Task inputs:
========================================================================
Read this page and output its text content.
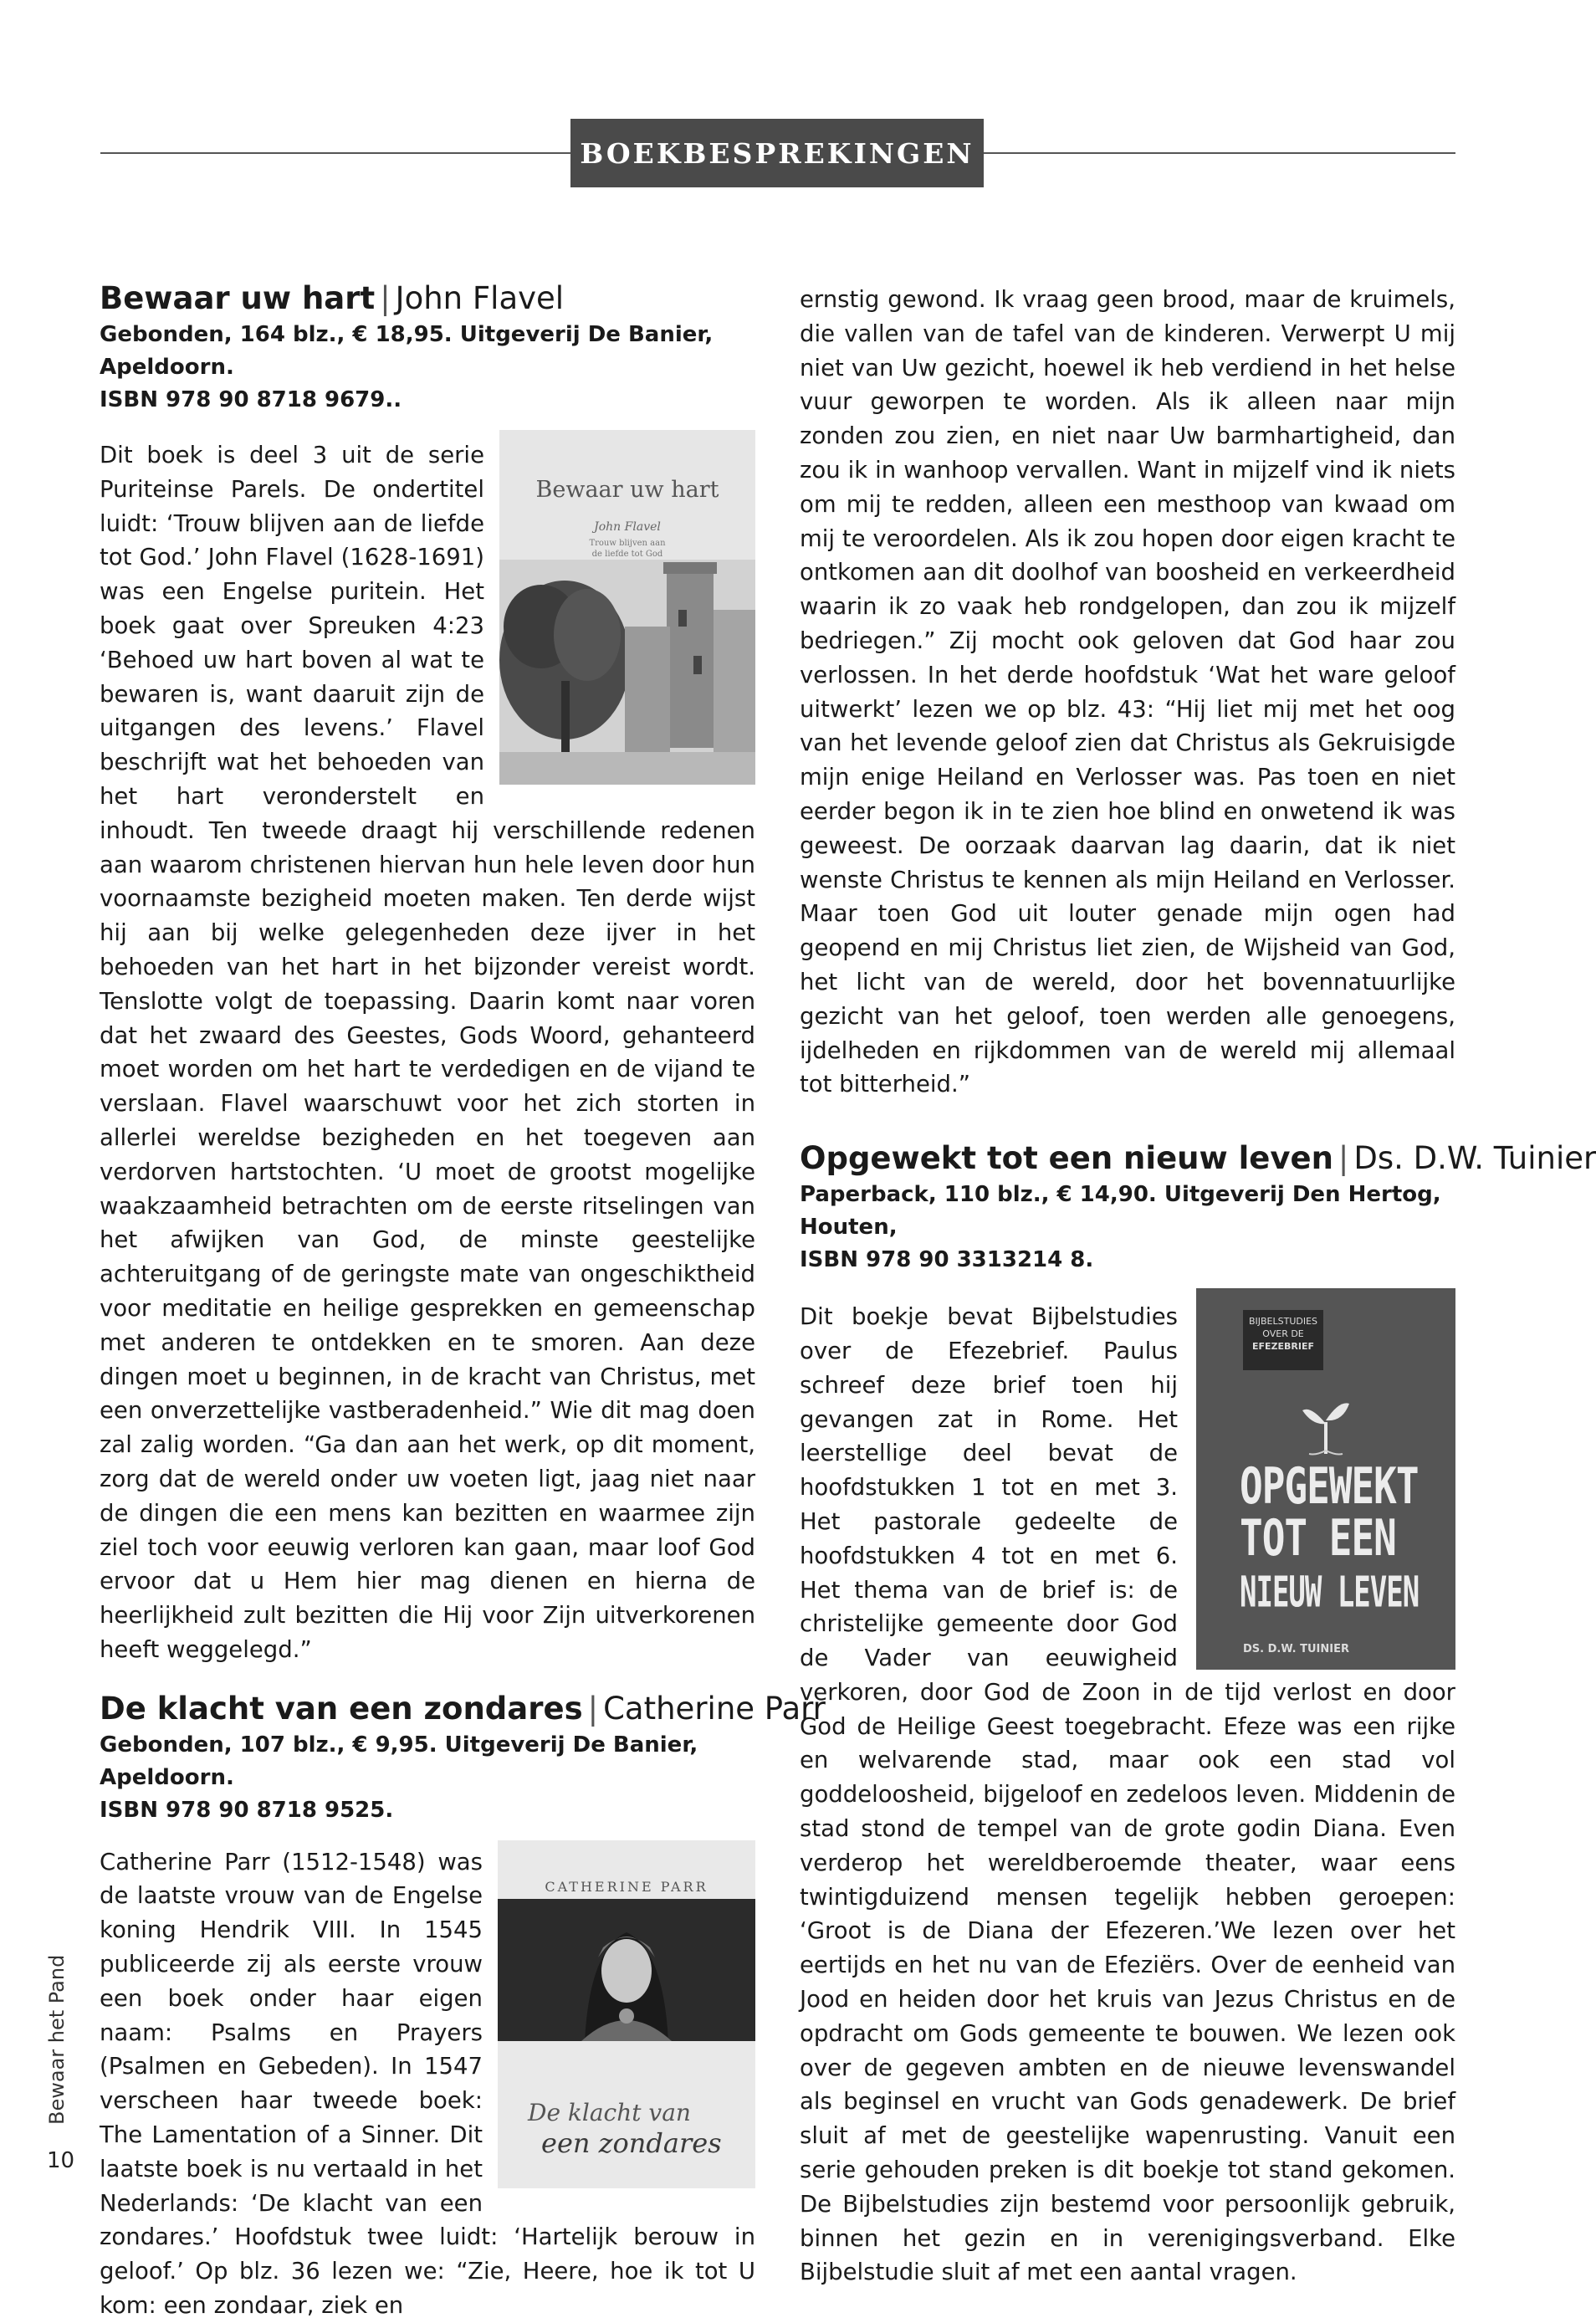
BOEKBESPREKINGEN
Bewaar uw hart | John Flavel
Gebonden, 164 blz., € 18,95. Uitgeverij De Banier, Apeldoorn.
ISBN 978 90 8718 9679..
Bewaar uw hart
John Flavel
Trouw blijven aan
de liefde tot God

Dit boek is deel 3 uit de serie Puriteinse Parels. De ondertitel luidt: ‘Trouw blijven aan de liefde tot God.’ John Flavel (1628-1691) was een Engelse puritein. Het boek gaat over Spreuken 4:23 ‘Behoed uw hart boven al wat te bewaren is, want daaruit zijn de uitgangen des levens.’ Flavel beschrijft wat het behoeden van het hart veronderstelt en inhoudt. Ten tweede draagt hij verschillende redenen aan waarom christenen hiervan hun hele leven door hun voornaamste bezigheid moeten maken. Ten derde wijst hij aan bij welke gelegenheden deze ijver in het behoeden van het hart in het bijzonder vereist wordt. Tenslotte volgt de toepassing. Daarin komt naar voren dat het zwaard des Geestes, Gods Woord, gehanteerd moet worden om het hart te verdedigen en de vijand te verslaan. Flavel waarschuwt voor het zich storten in allerlei wereldse bezigheden en het toegeven aan verdorven hartstochten. ‘U moet de grootst mogelijke waakzaamheid betrachten om de eerste ritselingen van het afwijken van God, de minste geestelijke achteruitgang of de geringste mate van ongeschiktheid voor meditatie en heilige gesprekken en gemeenschap met anderen te ontdekken en te smoren. Aan deze dingen moet u beginnen, in de kracht van Christus, met een onverzettelijke vastberadenheid.” Wie dit mag doen zal zalig worden. “Ga dan aan het werk, op dit moment, zorg dat de wereld onder uw voeten ligt, jaag niet naar de dingen die een mens kan bezitten en waarmee zijn ziel toch voor eeuwig verloren kan gaan, maar loof God ervoor dat u Hem hier mag dienen en hierna de heerlijkheid zult bezitten die Hij voor Zijn uitverkorenen heeft weggelegd.”

De klacht van een zondares | Catherine Parr
Gebonden, 107 blz., € 9,95. Uitgeverij De Banier, Apeldoorn.
ISBN 978 90 8718 9525.
CATHERINE PARR
De klacht van
een zondares

Catherine Parr (1512-1548) was de laatste vrouw van de Engelse koning Hendrik VIII. In 1545 publiceerde zij als eerste vrouw een boek onder haar eigen naam: Psalms en Prayers (Psalmen en Gebeden). In 1547 verscheen haar tweede boek: The Lamentation of a Sinner. Dit laatste boek is nu vertaald in het Nederlands: ‘De klacht van een zondares.’ Hoofdstuk twee luidt: ‘Hartelijk berouw in geloof.’ Op blz. 36 lezen we: “Zie, Heere, hoe ik tot U kom: een zondaar, ziek en

ernstig gewond. Ik vraag geen brood, maar de kruimels, die vallen van de tafel van de kinderen. Verwerpt U mij niet van Uw gezicht, hoewel ik heb verdiend in het helse vuur geworpen te worden. Als ik alleen naar mijn zonden zou zien, en niet naar Uw barmhartigheid, dan zou ik in wanhoop vervallen. Want in mijzelf vind ik niets om mij te redden, alleen een mesthoop van kwaad om mij te veroordelen. Als ik zou hopen door eigen kracht te ontkomen aan dit doolhof van boosheid en verkeerdheid waarin ik zo vaak heb rondgelopen, dan zou ik mijzelf bedriegen.” Zij mocht ook geloven dat God haar zou verlossen. In het derde hoofdstuk ‘Wat het ware geloof uitwerkt’ lezen we op blz. 43: “Hij liet mij met het oog van het levende geloof zien dat Christus als Gekruisigde mijn enige Heiland en Verlosser was. Pas toen en niet eerder begon ik in te zien hoe blind en onwetend ik was geweest. De oorzaak daarvan lag daarin, dat ik niet wenste Christus te kennen als mijn Heiland en Verlosser. Maar toen God uit louter genade mijn ogen had geopend en mij Christus liet zien, de Wijsheid van God, het licht van de wereld, door het bovennatuurlijke gezicht van het geloof, toen werden alle genoegens, ijdelheden en rijkdommen van de wereld mij allemaal tot bitterheid.”

Opgewekt tot een nieuw leven | Ds. D.W. Tuinier
Paperback, 110 blz., € 14,90. Uitgeverij Den Hertog, Houten,
ISBN 978 90 3313214 8.
BIJBELSTUDIES
OVER DE
EFEZEBRIEF
OPGEWEKT
TOT EEN
NIEUW LEVEN
DS. D.W. TUINIER

Dit boekje bevat Bijbelstudies over de Efezebrief. Paulus schreef deze brief toen hij gevangen zat in Rome. Het leerstellige deel bevat de hoofdstukken 1 tot en met 3. Het pastorale gedeelte de hoofdstukken 4 tot en met 6. Het thema van de brief is: de christelijke gemeente door God de Vader van eeuwigheid verkoren, door God de Zoon in de tijd verlost en door God de Heilige Geest toegebracht. Efeze was een rijke en welvarende stad, maar ook een stad vol goddeloosheid, bijgeloof en zedeloos leven. Middenin de stad stond de tempel van de grote godin Diana. Even verderop het wereldberoemde theater, waar eens twintigduizend mensen tegelijk hebben geroepen: ‘Groot is de Diana der Efezeren.’We lezen over het eertijds en het nu van de Efeziërs. Over de eenheid van Jood en heiden door het kruis van Jezus Christus en de opdracht om Gods gemeente te bouwen. We lezen ook over de gegeven ambten en de nieuwe levenswandel als beginsel en vrucht van Gods genadewerk. De brief sluit af met de geestelijke wapenrusting. Vanuit een serie gehouden preken is dit boekje tot stand gekomen. De Bijbelstudies zijn bestemd voor persoonlijk gebruik, binnen het gezin en in verenigingsverband. Elke Bijbelstudie sluit af met een aantal vragen.

Bewaar het Pand
10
========================================================================
Prompt: Gather each line in these records that contains the string "Gebonden".

Answer to the task:
Gebonden, 164 blz., € 18,95. Uitgeverij De Banier, Apeldoorn.
Gebonden, 107 blz., € 9,95. Uitgeverij De Banier, Apeldoorn.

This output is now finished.